[ROWS]:
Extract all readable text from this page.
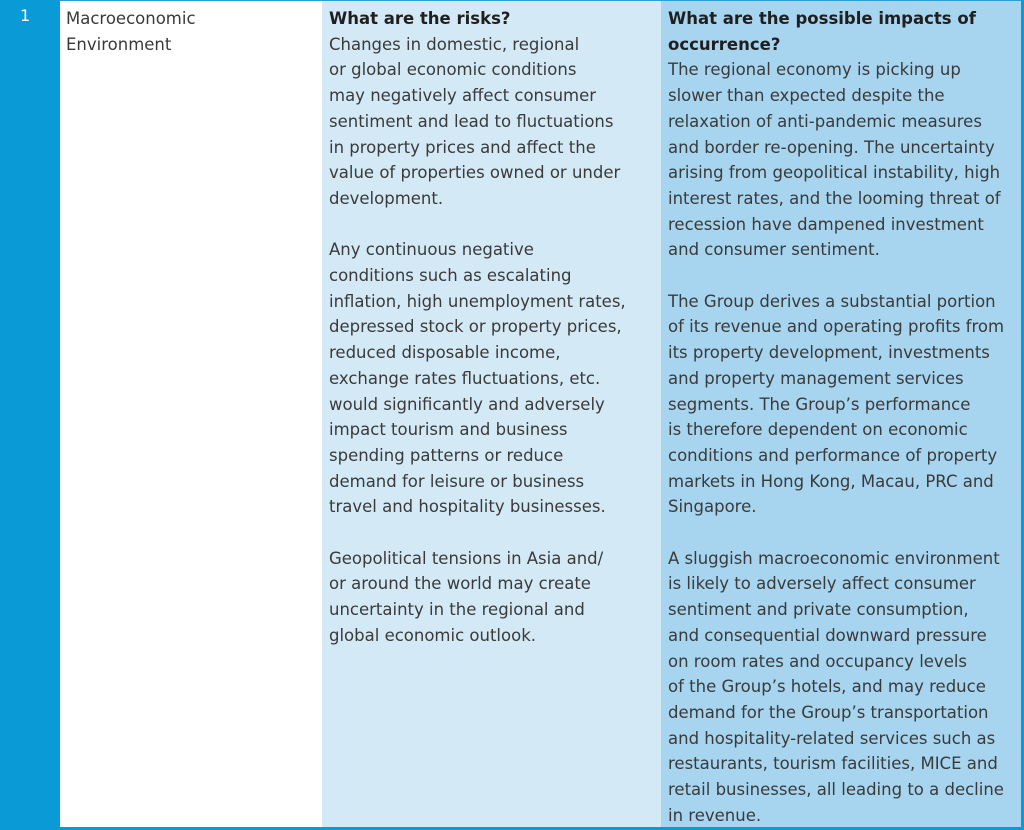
1	Macroeconomic
Environment
What are the risks?

Changes in domestic, regional
or global economic conditions
may negatively affect consumer
sentiment and lead to fluctuations
in property prices and affect the
value of properties owned or under
development.

Any continuous negative
conditions such as escalating
inflation, high unemployment rates,
depressed stock or property prices,
reduced disposable income,
exchange rates fluctuations, etc.
would significantly and adversely
impact tourism and business
spending patterns or reduce
demand for leisure or business
travel and hospitality businesses.

Geopolitical tensions in Asia and/
or around the world may create
uncertainty in the regional and
global economic outlook.

What are the possible impacts of
occurrence?

The regional economy is picking up
slower than expected despite the
relaxation of anti-pandemic measures
and border re-opening. The uncertainty
arising from geopolitical instability, high
interest rates, and the looming threat of
recession have dampened investment
and consumer sentiment.

The Group derives a substantial portion
of its revenue and operating profits from
its property development, investments
and property management services
segments. The Group’s performance
is therefore dependent on economic
conditions and performance of property
markets in Hong Kong, Macau, PRC and
Singapore.

A sluggish macroeconomic environment
is likely to adversely affect consumer
sentiment and private consumption,
and consequential downward pressure
on room rates and occupancy levels
of the Group’s hotels, and may reduce
demand for the Group’s transportation
and hospitality-related services such as
restaurants, tourism facilities, MICE and
retail businesses, all leading to a decline
in revenue.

[DO THIS]: What is needed is an exact reproduction of the data, pictures excluded.

[TASK RESPONSE]:
Extract all readable text from this page.
1	Macroeconomic
Environment
What are the risks?

Changes in domestic, regional
or global economic conditions
may negatively affect consumer
sentiment and lead to fluctuations
in property prices and affect the
value of properties owned or under
development.

Any continuous negative
conditions such as escalating
inflation, high unemployment rates,
depressed stock or property prices,
reduced disposable income,
exchange rates fluctuations, etc.
would significantly and adversely
impact tourism and business
spending patterns or reduce
demand for leisure or business
travel and hospitality businesses.

Geopolitical tensions in Asia and/
or around the world may create
uncertainty in the regional and
global economic outlook.

What are the possible impacts of
occurrence?

The regional economy is picking up
slower than expected despite the
relaxation of anti-pandemic measures
and border re-opening. The uncertainty
arising from geopolitical instability, high
interest rates, and the looming threat of
recession have dampened investment
and consumer sentiment.

The Group derives a substantial portion
of its revenue and operating profits from
its property development, investments
and property management services
segments. The Group’s performance
is therefore dependent on economic
conditions and performance of property
markets in Hong Kong, Macau, PRC and
Singapore.

A sluggish macroeconomic environment
is likely to adversely affect consumer
sentiment and private consumption,
and consequential downward pressure
on room rates and occupancy levels
of the Group’s hotels, and may reduce
demand for the Group’s transportation
and hospitality-related services such as
restaurants, tourism facilities, MICE and
retail businesses, all leading to a decline
in revenue.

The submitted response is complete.